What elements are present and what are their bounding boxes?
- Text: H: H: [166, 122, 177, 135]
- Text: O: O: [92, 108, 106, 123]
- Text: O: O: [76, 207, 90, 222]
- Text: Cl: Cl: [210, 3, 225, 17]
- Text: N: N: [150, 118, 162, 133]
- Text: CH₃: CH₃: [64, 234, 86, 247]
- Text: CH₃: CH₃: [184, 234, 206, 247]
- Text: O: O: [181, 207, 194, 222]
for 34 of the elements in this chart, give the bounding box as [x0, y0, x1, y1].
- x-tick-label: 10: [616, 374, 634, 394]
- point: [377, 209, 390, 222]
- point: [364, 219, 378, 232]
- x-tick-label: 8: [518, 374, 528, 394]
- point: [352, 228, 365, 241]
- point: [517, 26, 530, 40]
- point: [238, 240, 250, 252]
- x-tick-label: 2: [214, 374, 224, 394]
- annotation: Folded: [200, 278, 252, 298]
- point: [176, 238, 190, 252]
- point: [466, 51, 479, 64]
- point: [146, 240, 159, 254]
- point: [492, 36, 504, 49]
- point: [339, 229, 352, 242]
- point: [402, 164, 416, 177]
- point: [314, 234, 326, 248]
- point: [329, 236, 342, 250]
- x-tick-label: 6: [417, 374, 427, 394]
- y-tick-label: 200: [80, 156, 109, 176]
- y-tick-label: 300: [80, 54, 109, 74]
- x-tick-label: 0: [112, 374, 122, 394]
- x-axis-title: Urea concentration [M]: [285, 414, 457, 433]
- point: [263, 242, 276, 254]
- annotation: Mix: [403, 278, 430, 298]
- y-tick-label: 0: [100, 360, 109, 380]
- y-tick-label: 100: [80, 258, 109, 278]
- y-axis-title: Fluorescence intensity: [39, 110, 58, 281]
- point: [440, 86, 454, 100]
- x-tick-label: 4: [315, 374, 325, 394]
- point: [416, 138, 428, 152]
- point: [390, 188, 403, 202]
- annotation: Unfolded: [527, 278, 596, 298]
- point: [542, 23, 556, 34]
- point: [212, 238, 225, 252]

______________________________

Stated exercise »
Rewrite all of the material above, replacing "Fluorescence intensity" with "Emission intensity" and leaving every other character as it is.

Solved problem »
What elements are present and what are their bounding boxes?
- Text: H: H: [166, 122, 177, 135]
- Text: O: O: [92, 108, 106, 123]
- Text: O: O: [76, 207, 90, 222]
- Text: Cl: Cl: [210, 3, 225, 17]
- Text: N: N: [150, 118, 162, 133]
- Text: CH₃: CH₃: [64, 234, 86, 247]
- Text: CH₃: CH₃: [184, 234, 206, 247]
- Text: O: O: [181, 207, 194, 222]
for 34 of the elements in this chart, give the bounding box as [x0, y0, x1, y1].
- x-tick-label: 10: [616, 374, 634, 394]
- point: [377, 209, 390, 222]
- point: [364, 219, 378, 232]
- x-tick-label: 8: [518, 374, 528, 394]
- point: [352, 228, 365, 241]
- point: [517, 26, 530, 40]
- point: [238, 240, 250, 252]
- x-tick-label: 2: [214, 374, 224, 394]
- annotation: Folded: [200, 278, 252, 298]
- point: [176, 238, 190, 252]
- point: [466, 51, 479, 64]
- point: [146, 240, 159, 254]
- point: [492, 36, 504, 49]
- point: [339, 229, 352, 242]
- point: [402, 164, 416, 177]
- point: [314, 234, 326, 248]
- point: [329, 236, 342, 250]
- x-tick-label: 6: [417, 374, 427, 394]
- y-tick-label: 200: [80, 156, 109, 176]
- y-tick-label: 300: [80, 54, 109, 74]
- x-tick-label: 0: [112, 374, 122, 394]
- x-axis-title: Urea concentration [M]: [285, 414, 457, 433]
- point: [263, 242, 276, 254]
- annotation: Mix: [403, 278, 430, 298]
- y-tick-label: 0: [100, 360, 109, 380]
- y-tick-label: 100: [80, 258, 109, 278]
- y-axis-title: Emission intensity: [39, 110, 58, 281]
- point: [440, 86, 454, 100]
- x-tick-label: 4: [315, 374, 325, 394]
- point: [416, 138, 428, 152]
- point: [390, 188, 403, 202]
- annotation: Unfolded: [527, 278, 596, 298]
- point: [542, 23, 556, 34]
- point: [212, 238, 225, 252]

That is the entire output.